▸ Saved entries
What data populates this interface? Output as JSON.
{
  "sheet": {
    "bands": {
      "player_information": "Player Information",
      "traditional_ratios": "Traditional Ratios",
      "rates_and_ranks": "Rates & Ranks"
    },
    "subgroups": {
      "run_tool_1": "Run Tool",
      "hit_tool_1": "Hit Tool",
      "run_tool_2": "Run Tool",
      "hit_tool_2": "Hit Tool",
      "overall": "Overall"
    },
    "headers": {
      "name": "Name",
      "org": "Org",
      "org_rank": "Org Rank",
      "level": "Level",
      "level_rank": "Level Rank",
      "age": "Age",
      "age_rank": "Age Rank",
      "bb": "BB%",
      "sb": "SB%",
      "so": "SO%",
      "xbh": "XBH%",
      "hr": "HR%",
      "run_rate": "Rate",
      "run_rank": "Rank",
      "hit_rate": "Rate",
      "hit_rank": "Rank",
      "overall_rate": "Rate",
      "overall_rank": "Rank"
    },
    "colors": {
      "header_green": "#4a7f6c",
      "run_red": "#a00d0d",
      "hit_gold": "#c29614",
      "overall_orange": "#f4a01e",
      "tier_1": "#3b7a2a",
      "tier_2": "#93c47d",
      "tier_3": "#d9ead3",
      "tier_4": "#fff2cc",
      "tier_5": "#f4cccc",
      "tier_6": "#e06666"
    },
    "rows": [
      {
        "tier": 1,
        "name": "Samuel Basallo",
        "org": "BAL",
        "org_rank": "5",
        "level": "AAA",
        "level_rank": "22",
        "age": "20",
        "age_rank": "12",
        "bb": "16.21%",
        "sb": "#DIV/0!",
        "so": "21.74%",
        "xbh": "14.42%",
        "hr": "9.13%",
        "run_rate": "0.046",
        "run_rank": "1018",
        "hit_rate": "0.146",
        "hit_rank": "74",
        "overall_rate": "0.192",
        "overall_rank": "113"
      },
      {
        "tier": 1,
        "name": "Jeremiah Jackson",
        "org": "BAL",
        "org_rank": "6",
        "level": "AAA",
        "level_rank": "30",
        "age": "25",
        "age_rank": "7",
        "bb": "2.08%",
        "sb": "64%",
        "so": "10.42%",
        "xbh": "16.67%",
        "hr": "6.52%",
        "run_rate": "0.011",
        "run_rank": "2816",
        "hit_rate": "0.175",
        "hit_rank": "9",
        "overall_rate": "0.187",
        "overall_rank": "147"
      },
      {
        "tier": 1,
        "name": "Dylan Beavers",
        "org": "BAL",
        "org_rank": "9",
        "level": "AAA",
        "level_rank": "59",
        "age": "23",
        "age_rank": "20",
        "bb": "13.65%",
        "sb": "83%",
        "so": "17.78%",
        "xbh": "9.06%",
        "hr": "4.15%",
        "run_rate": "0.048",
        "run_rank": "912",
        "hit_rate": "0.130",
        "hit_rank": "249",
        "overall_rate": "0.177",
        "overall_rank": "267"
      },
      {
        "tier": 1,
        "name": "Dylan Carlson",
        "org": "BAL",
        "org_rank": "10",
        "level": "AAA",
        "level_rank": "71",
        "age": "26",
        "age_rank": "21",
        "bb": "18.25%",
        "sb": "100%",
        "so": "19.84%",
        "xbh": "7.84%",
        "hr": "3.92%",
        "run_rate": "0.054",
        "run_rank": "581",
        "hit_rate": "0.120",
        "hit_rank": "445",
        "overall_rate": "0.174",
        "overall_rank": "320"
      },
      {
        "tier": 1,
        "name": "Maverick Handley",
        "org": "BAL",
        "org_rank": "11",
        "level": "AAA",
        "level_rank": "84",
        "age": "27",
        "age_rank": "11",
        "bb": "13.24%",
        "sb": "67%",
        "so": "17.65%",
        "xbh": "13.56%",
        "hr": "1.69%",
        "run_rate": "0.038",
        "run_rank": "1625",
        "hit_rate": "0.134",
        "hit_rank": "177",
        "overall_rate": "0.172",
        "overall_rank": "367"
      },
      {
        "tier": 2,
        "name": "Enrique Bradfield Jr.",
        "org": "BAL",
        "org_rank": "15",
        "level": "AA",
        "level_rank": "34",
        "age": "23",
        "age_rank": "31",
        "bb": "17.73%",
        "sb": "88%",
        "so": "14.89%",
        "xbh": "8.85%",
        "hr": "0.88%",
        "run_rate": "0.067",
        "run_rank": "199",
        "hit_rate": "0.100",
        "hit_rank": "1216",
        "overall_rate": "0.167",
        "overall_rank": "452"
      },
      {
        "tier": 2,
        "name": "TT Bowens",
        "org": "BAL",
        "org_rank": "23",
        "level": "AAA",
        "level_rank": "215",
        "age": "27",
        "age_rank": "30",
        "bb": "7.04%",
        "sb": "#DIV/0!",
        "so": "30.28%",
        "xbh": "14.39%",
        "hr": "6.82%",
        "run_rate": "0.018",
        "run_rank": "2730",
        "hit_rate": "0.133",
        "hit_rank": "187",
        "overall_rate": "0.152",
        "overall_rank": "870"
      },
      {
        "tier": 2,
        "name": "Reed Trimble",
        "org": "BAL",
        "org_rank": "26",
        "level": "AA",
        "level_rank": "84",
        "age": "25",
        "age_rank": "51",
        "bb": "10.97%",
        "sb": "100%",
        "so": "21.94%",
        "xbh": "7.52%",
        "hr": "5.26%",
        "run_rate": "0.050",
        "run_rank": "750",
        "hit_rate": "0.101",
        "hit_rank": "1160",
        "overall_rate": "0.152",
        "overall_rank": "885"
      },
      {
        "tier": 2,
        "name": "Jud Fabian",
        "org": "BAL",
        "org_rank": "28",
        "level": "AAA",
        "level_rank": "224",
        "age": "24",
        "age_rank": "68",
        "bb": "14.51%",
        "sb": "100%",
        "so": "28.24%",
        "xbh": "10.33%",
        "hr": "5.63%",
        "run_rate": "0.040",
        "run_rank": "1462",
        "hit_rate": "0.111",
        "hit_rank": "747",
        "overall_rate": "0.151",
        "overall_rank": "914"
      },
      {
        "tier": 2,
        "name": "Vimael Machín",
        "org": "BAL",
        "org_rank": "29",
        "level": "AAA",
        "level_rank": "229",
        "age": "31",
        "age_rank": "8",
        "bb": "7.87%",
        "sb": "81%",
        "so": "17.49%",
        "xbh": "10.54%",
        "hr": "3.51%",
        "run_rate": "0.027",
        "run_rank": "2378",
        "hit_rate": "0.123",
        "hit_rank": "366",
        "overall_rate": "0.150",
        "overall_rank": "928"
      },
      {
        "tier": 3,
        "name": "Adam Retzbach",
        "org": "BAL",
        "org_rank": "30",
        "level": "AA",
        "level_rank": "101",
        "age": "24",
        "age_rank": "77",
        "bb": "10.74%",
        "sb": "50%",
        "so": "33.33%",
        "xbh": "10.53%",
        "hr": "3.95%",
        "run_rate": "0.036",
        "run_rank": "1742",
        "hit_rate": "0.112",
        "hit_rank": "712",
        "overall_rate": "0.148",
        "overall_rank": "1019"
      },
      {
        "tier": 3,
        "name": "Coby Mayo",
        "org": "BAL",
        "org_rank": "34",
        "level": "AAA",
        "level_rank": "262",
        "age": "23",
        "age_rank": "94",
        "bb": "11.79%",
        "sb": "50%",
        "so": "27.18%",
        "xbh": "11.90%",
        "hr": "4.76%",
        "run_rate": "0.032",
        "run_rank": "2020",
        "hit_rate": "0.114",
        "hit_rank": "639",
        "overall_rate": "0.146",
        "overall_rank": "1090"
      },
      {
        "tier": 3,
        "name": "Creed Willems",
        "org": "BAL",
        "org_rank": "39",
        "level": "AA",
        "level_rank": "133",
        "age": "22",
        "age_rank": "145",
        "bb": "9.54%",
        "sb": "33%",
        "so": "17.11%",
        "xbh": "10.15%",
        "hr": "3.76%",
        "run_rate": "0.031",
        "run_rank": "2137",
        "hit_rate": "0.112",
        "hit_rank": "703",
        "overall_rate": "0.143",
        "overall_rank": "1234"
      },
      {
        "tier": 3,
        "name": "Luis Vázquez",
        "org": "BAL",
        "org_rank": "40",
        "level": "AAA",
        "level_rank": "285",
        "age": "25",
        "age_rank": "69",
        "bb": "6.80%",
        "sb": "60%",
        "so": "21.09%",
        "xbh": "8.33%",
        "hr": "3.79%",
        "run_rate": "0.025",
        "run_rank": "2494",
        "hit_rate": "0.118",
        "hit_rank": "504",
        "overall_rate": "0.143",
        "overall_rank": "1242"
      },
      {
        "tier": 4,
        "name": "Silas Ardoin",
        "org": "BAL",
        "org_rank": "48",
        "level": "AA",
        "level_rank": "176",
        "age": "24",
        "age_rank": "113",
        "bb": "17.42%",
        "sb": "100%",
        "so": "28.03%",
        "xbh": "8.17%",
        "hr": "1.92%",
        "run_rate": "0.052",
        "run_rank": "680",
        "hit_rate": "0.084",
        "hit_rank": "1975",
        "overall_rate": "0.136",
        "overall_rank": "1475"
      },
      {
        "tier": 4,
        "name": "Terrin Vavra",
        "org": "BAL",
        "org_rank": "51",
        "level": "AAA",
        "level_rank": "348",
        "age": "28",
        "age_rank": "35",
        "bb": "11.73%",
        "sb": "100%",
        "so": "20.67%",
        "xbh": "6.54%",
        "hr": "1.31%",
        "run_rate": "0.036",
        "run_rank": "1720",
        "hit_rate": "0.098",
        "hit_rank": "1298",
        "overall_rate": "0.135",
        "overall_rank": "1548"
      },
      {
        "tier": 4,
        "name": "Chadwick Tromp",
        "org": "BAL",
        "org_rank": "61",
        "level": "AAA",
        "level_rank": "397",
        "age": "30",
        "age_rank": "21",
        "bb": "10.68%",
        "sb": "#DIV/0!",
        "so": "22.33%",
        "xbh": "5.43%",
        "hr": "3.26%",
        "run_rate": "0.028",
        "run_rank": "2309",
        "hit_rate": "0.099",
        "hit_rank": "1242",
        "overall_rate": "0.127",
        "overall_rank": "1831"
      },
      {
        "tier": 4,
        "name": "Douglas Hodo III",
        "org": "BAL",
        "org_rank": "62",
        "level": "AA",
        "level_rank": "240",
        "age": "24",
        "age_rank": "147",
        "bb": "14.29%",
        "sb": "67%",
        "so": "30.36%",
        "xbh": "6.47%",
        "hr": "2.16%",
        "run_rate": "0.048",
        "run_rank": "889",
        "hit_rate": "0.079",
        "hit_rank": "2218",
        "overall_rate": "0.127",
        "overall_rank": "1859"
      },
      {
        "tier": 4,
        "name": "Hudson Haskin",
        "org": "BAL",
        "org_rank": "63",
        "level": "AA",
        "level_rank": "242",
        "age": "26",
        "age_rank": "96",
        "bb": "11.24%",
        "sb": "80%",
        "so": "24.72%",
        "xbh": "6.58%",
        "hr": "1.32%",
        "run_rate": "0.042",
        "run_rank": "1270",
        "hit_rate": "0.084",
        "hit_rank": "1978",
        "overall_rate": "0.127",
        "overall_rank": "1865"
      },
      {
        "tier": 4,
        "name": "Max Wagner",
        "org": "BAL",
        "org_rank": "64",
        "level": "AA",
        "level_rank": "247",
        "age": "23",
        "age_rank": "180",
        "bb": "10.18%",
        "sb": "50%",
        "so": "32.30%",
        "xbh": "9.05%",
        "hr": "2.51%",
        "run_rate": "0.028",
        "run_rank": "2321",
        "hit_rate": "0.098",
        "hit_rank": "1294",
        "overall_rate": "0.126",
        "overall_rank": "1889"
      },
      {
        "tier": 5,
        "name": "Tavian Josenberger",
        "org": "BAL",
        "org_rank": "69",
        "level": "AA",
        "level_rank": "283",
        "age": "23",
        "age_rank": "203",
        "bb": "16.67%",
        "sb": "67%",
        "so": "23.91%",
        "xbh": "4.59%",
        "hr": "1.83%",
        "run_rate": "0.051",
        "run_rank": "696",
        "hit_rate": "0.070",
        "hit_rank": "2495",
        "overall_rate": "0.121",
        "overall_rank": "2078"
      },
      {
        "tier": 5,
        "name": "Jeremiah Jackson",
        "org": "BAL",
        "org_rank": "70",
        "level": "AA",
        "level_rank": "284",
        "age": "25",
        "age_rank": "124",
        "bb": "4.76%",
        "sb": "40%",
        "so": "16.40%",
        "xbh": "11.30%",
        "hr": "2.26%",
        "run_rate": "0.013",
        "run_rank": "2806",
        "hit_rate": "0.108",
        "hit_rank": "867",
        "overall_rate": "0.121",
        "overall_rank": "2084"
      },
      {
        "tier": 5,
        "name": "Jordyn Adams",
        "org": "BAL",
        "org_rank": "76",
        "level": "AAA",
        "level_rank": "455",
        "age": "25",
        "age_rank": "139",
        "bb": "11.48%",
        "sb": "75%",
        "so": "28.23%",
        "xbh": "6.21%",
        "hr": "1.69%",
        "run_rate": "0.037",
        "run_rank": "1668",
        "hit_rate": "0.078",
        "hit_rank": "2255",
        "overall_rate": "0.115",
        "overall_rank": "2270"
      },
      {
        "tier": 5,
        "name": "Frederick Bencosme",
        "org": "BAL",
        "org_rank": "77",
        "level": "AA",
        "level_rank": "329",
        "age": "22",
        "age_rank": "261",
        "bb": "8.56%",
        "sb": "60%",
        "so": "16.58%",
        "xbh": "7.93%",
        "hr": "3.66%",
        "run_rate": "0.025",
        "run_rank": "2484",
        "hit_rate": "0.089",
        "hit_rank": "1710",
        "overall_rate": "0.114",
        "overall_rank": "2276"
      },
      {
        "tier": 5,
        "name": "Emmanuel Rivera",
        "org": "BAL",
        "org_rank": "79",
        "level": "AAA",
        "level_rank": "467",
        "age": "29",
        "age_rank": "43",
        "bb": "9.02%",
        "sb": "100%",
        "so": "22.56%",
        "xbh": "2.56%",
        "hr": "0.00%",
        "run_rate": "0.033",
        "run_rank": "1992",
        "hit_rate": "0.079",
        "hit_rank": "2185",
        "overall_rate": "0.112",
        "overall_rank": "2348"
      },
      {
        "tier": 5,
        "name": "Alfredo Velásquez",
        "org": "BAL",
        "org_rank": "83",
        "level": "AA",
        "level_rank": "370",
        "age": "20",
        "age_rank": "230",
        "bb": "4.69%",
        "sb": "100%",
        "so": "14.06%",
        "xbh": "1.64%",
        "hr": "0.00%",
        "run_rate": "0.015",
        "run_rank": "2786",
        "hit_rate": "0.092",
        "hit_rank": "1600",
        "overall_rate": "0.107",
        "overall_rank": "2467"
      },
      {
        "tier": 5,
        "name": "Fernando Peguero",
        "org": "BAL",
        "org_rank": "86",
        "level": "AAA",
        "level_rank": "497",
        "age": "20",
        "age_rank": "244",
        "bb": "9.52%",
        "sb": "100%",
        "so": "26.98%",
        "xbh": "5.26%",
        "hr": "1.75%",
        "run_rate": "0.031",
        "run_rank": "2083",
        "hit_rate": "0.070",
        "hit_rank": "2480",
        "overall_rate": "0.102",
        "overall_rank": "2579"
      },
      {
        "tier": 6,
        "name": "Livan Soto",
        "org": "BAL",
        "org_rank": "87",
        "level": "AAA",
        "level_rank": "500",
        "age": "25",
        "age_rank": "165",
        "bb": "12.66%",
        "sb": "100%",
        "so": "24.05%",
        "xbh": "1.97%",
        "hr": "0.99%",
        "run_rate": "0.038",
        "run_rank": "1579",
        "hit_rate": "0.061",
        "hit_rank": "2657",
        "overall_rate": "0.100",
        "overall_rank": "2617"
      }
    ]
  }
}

▸ Aim of the exercise
Report the number of lines of the listing above that hold the string "Dylan", with no other text.

▸ Full solution
2